▶ Written request: Return all entries precisely as they stand, without the images.

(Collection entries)
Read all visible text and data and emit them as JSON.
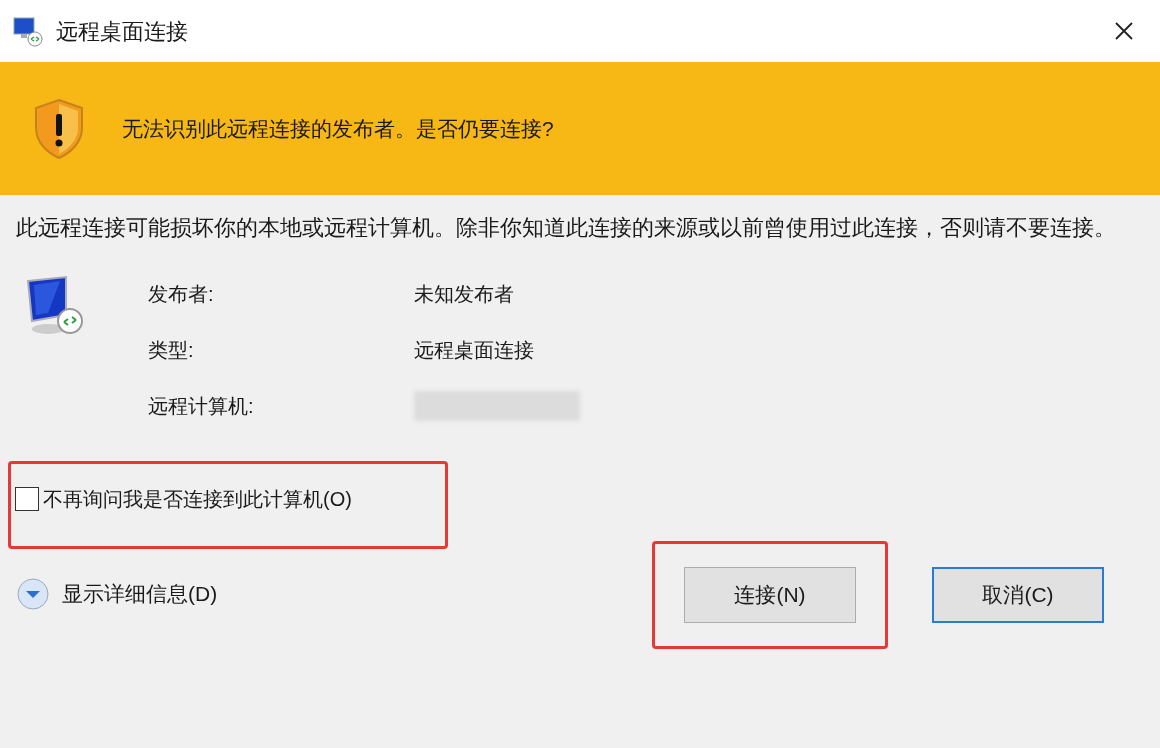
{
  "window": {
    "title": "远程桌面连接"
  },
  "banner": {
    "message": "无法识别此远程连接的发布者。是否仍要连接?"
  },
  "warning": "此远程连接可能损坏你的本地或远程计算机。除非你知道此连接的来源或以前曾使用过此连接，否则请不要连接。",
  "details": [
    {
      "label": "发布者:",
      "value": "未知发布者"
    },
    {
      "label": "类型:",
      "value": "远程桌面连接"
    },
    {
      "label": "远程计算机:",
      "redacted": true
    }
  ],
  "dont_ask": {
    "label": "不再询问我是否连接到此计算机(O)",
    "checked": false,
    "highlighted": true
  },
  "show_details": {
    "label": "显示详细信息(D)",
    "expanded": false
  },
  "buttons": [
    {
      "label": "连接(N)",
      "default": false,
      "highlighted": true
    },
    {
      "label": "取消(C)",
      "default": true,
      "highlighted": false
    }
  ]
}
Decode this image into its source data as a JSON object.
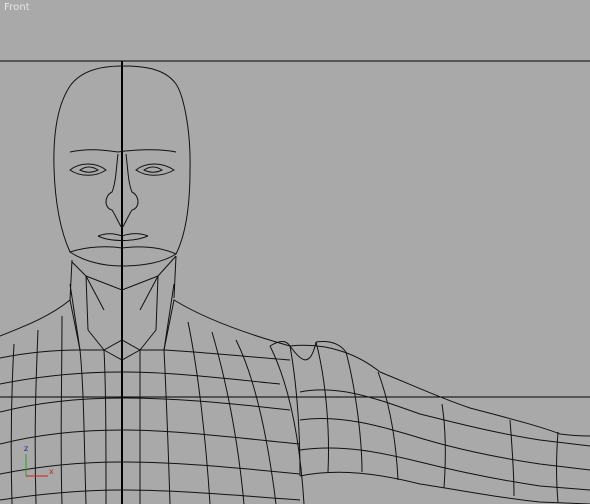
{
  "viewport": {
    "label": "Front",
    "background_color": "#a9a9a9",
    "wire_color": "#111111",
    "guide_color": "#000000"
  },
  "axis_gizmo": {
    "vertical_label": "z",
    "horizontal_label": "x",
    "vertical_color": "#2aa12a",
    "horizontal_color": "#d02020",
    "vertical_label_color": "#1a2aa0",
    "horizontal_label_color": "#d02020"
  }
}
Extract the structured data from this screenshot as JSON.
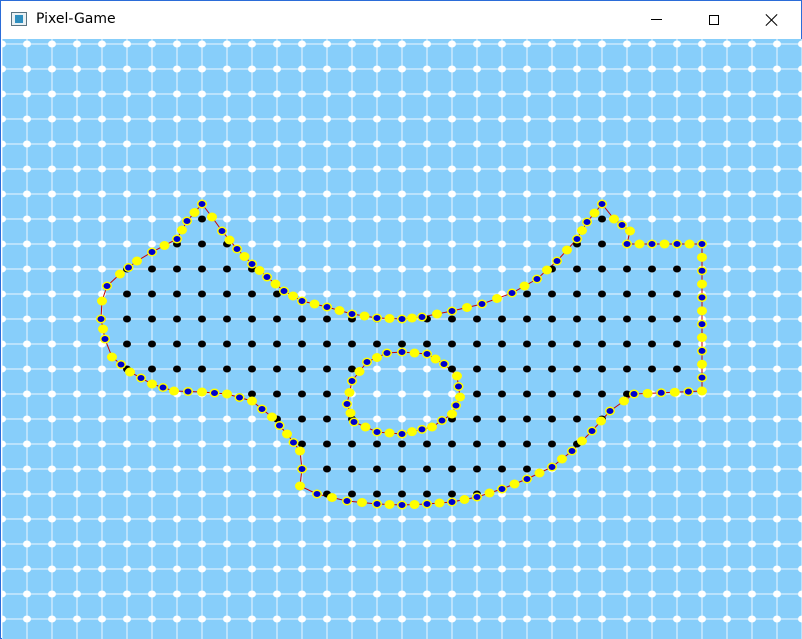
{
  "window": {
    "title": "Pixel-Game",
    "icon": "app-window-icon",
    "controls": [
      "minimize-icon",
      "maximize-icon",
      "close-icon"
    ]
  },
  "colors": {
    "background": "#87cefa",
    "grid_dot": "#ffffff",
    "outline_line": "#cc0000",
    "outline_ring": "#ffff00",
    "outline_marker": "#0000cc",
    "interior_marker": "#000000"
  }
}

▶ Output of the exercise:
Read all visible text and data and emit them as JSON.
{
  "window": {
    "title": "远程桌面连接"
  },
  "banner": {
    "message": "无法识别此远程连接的发布者。是否仍要连接?"
  },
  "warning": "此远程连接可能损坏你的本地或远程计算机。除非你知道此连接的来源或以前曾使用过此连接，否则请不要连接。",
  "details": [
    {
      "label": "发布者:",
      "value": "未知发布者"
    },
    {
      "label": "类型:",
      "value": "远程桌面连接"
    },
    {
      "label": "远程计算机:",
      "redacted": true
    }
  ],
  "dont_ask": {
    "label": "不再询问我是否连接到此计算机(O)",
    "checked": false,
    "highlighted": true
  },
  "show_details": {
    "label": "显示详细信息(D)",
    "expanded": false
  },
  "buttons": [
    {
      "label": "连接(N)",
      "default": false,
      "highlighted": true
    },
    {
      "label": "取消(C)",
      "default": true,
      "highlighted": false
    }
  ]
}
Decode this image into its source data as a JSON object.
{
  "viewport": {
    "label": "Front",
    "background_color": "#a9a9a9",
    "wire_color": "#111111",
    "guide_color": "#000000"
  },
  "axis_gizmo": {
    "vertical_label": "z",
    "horizontal_label": "x",
    "vertical_color": "#2aa12a",
    "horizontal_color": "#d02020",
    "vertical_label_color": "#1a2aa0",
    "horizontal_label_color": "#d02020"
  }
}
Extract the structured data from this screenshot as JSON.
{
  "window": {
    "title": "Pixel-Game",
    "icon": "app-window-icon",
    "controls": [
      "minimize-icon",
      "maximize-icon",
      "close-icon"
    ]
  },
  "colors": {
    "background": "#87cefa",
    "grid_dot": "#ffffff",
    "outline_line": "#cc0000",
    "outline_ring": "#ffff00",
    "outline_marker": "#0000cc",
    "interior_marker": "#000000"
  }
}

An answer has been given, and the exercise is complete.